>>>>>

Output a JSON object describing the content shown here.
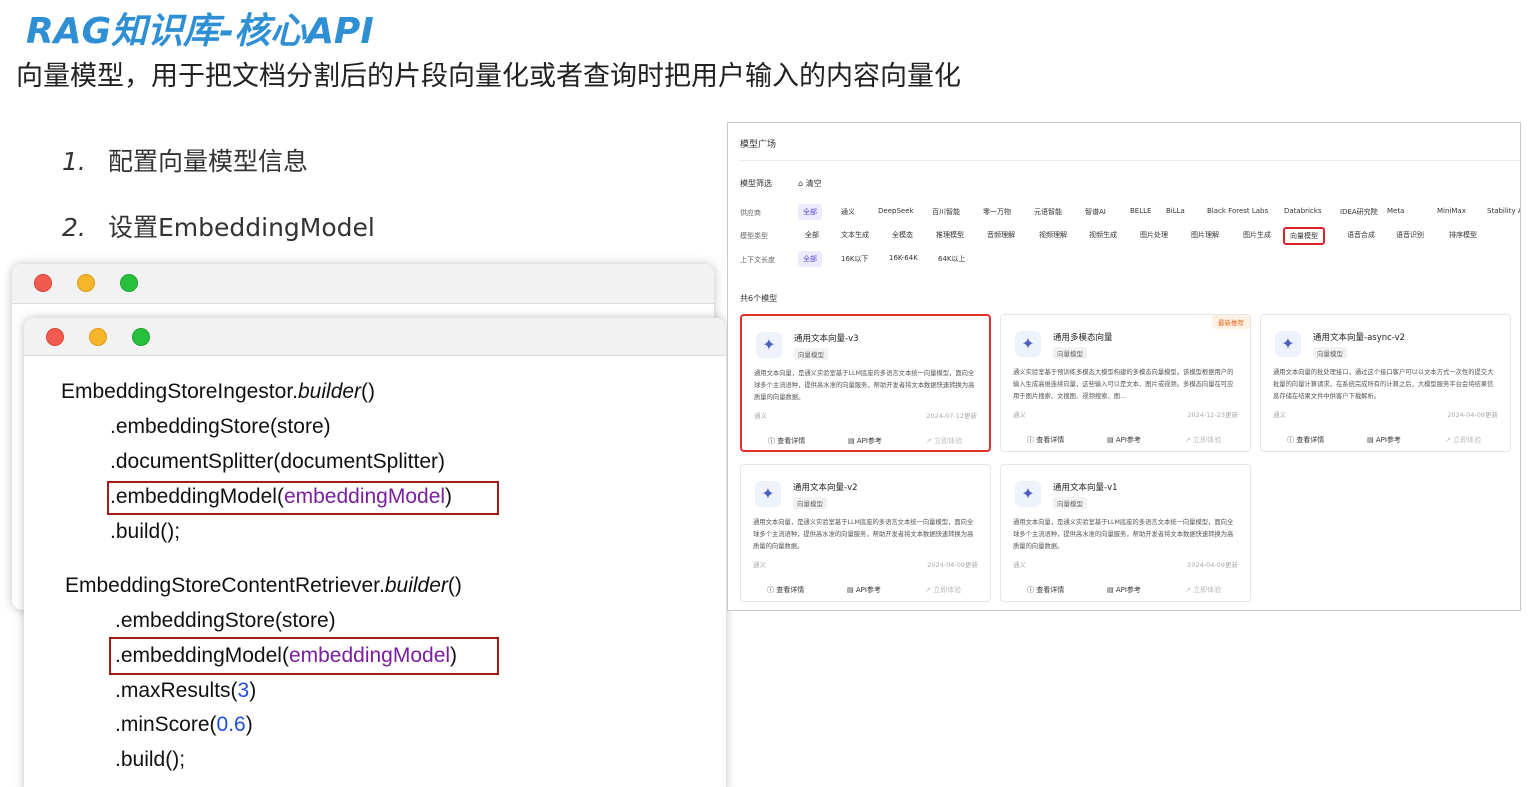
{
  "header": {
    "title": "RAG知识库-核心API",
    "subtitle": "向量模型，用于把文档分割后的片段向量化或者查询时把用户输入的内容向量化"
  },
  "steps": [
    {
      "num": "1.",
      "text": "配置向量模型信息"
    },
    {
      "num": "2.",
      "text": "设置EmbeddingModel"
    }
  ],
  "code": {
    "ingestor": {
      "l1_prefix": "EmbeddingStoreIngestor.",
      "l1_method": "builder",
      "l1_suffix": "()",
      "l2": ".embeddingStore(store)",
      "l3": ".documentSplitter(documentSplitter)",
      "l4_prefix": ".embeddingModel(",
      "l4_arg": "embeddingModel",
      "l4_suffix": ")",
      "l5": ".build();"
    },
    "retriever": {
      "l1_prefix": "EmbeddingStoreContentRetriever.",
      "l1_method": "builder",
      "l1_suffix": "()",
      "l2": ".embeddingStore(store)",
      "l3_prefix": ".embeddingModel(",
      "l3_arg": "embeddingModel",
      "l3_suffix": ")",
      "l4_prefix": ".maxResults(",
      "l4_arg": "3",
      "l4_suffix": ")",
      "l5_prefix": ".minScore(",
      "l5_arg": "0.6",
      "l5_suffix": ")",
      "l6": ".build();"
    }
  },
  "panel": {
    "title": "模型广场",
    "filter_label": "模型筛选",
    "clear_label": "清空",
    "provider_label": "供应商",
    "providers": [
      "全部",
      "通义",
      "DeepSeek",
      "百川智能",
      "零一万物",
      "元语智能",
      "智谱AI",
      "BELLE",
      "BiLLa",
      "Black Forest Labs",
      "Databricks",
      "IDEA研究院",
      "Meta",
      "MiniMax",
      "Stability AI"
    ],
    "type_label": "模型类型",
    "types": [
      "全部",
      "文本生成",
      "全模态",
      "推理模型",
      "音频理解",
      "视频理解",
      "视频生成",
      "图片处理",
      "图片理解",
      "图片生成",
      "向量模型",
      "语音合成",
      "语音识别",
      "排序模型"
    ],
    "context_label": "上下文长度",
    "contexts": [
      "全部",
      "16K以下",
      "16K-64K",
      "64K以上"
    ],
    "count_text": "共6个模型",
    "cards": [
      {
        "name": "通用文本向量-v3",
        "tag": "向量模型",
        "desc": "通用文本向量，是通义实验室基于LLM底座的多语言文本统一向量模型，面向全球多个主流语种，提供高水准的向量服务，帮助开发者将文本数据快速转换为高质量的向量数据。",
        "vendor": "通义",
        "date": "2024-07-12更新",
        "badge": ""
      },
      {
        "name": "通用多模态向量",
        "tag": "向量模型",
        "desc": "通义实验室基于预训练多模态大模型构建的多模态向量模型。该模型根据用户的输入生成高维连续向量，这些输入可以是文本、图片或视频。多模态向量在可应用于图片搜索、文搜图、视频搜索、图...",
        "vendor": "通义",
        "date": "2024-12-23更新",
        "badge": "最新推荐"
      },
      {
        "name": "通用文本向量-async-v2",
        "tag": "向量模型",
        "desc": "通用文本向量的批处理接口，通过这个接口客户可以以文本方式一次性的提交大批量的向量计算请求，在系统完成所有的计算之后，大模型服务平台会将结果信息存储在结果文件中供客户下载解析。",
        "vendor": "通义",
        "date": "2024-04-09更新",
        "badge": ""
      },
      {
        "name": "通用文本向量-v2",
        "tag": "向量模型",
        "desc": "通用文本向量，是通义实验室基于LLM底座的多语言文本统一向量模型，面向全球多个主流语种，提供高水准的向量服务，帮助开发者将文本数据快速转换为高质量的向量数据。",
        "vendor": "通义",
        "date": "2024-04-09更新",
        "badge": ""
      },
      {
        "name": "通用文本向量-v1",
        "tag": "向量模型",
        "desc": "通用文本向量，是通义实验室基于LLM底座的多语言文本统一向量模型，面向全球多个主流语种，提供高水准的向量服务，帮助开发者将文本数据快速转换为高质量的向量数据。",
        "vendor": "通义",
        "date": "2024-04-09更新",
        "badge": ""
      }
    ],
    "actions": {
      "detail": "查看详情",
      "api": "API参考",
      "try": "立即体验"
    },
    "icons": {
      "card_logo": "tongyi-logo-icon",
      "detail": "info-icon",
      "api": "doc-icon",
      "try": "arrow-up-right-icon",
      "clear": "broom-icon"
    },
    "colors": {
      "accent": "#5b4ad3",
      "highlight_box": "#d8232a",
      "title_blue": "#2e8fd4"
    }
  }
}
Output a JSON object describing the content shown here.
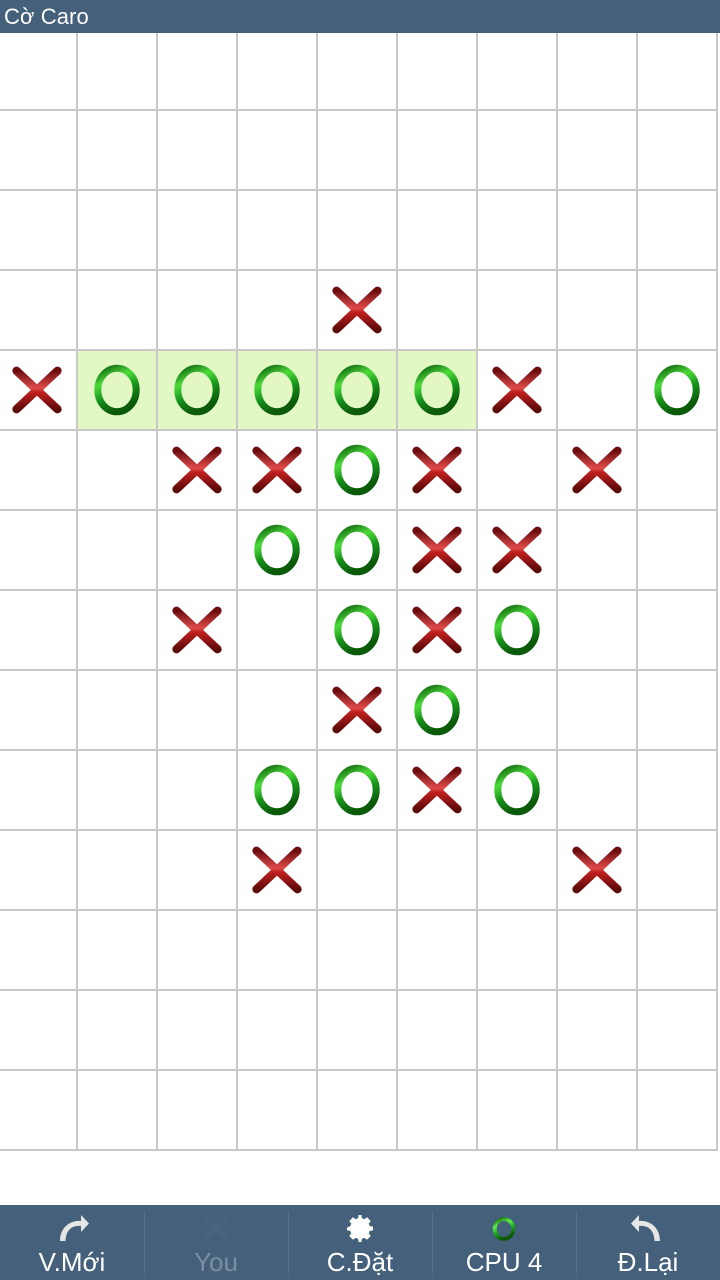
{
  "app": {
    "title": "Cờ Caro",
    "titlebar_color": "#44607a",
    "board_bg": "#ffffff",
    "grid_line_color": "#c9c9c9",
    "x_color": "#8b1414",
    "o_color": "#1a8a1a",
    "win_highlight_color": "#e3f7c4"
  },
  "board": {
    "columns": 9,
    "rows": 14,
    "cell_size": 80,
    "legend": {
      "empty": "",
      "x": "X",
      "o": "O"
    },
    "cells": [
      [
        "",
        "",
        "",
        "",
        "",
        "",
        "",
        "",
        ""
      ],
      [
        "",
        "",
        "",
        "",
        "",
        "",
        "",
        "",
        ""
      ],
      [
        "",
        "",
        "",
        "",
        "",
        "",
        "",
        "",
        ""
      ],
      [
        "",
        "",
        "",
        "",
        "X",
        "",
        "",
        "",
        ""
      ],
      [
        "X",
        "O",
        "O",
        "O",
        "O",
        "O",
        "X",
        "",
        "O"
      ],
      [
        "",
        "",
        "X",
        "X",
        "O",
        "X",
        "",
        "X",
        ""
      ],
      [
        "",
        "",
        "",
        "O",
        "O",
        "X",
        "X",
        "",
        ""
      ],
      [
        "",
        "",
        "X",
        "",
        "O",
        "X",
        "O",
        "",
        ""
      ],
      [
        "",
        "",
        "",
        "",
        "X",
        "O",
        "",
        "",
        ""
      ],
      [
        "",
        "",
        "",
        "O",
        "O",
        "X",
        "O",
        "",
        ""
      ],
      [
        "",
        "",
        "",
        "X",
        "",
        "",
        "",
        "X",
        ""
      ],
      [
        "",
        "",
        "",
        "",
        "",
        "",
        "",
        "",
        ""
      ],
      [
        "",
        "",
        "",
        "",
        "",
        "",
        "",
        "",
        ""
      ],
      [
        "",
        "",
        "",
        "",
        "",
        "",
        "",
        "",
        ""
      ]
    ],
    "winning_line": {
      "row": 4,
      "columns": [
        1,
        2,
        3,
        4,
        5
      ],
      "player": "O"
    }
  },
  "toolbar": {
    "items": [
      {
        "label": "V.Mới",
        "icon": "redo-arrow-icon",
        "name": "new-game-button",
        "disabled": false
      },
      {
        "label": "You",
        "icon": "x-mark-icon",
        "name": "player-you-button",
        "disabled": true
      },
      {
        "label": "C.Đặt",
        "icon": "gear-icon",
        "name": "settings-button",
        "disabled": false
      },
      {
        "label": "CPU 4",
        "icon": "o-mark-icon",
        "name": "cpu-level-button",
        "disabled": false
      },
      {
        "label": "Đ.Lại",
        "icon": "undo-arrow-icon",
        "name": "undo-button",
        "disabled": false
      }
    ]
  }
}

<<<<<

▶ [Written problem] Return each line that includes "arrow".

▶ [Task result]
      "try": "arrow-up-right-icon",
        "icon": "redo-arrow-icon",
        "icon": "undo-arrow-icon",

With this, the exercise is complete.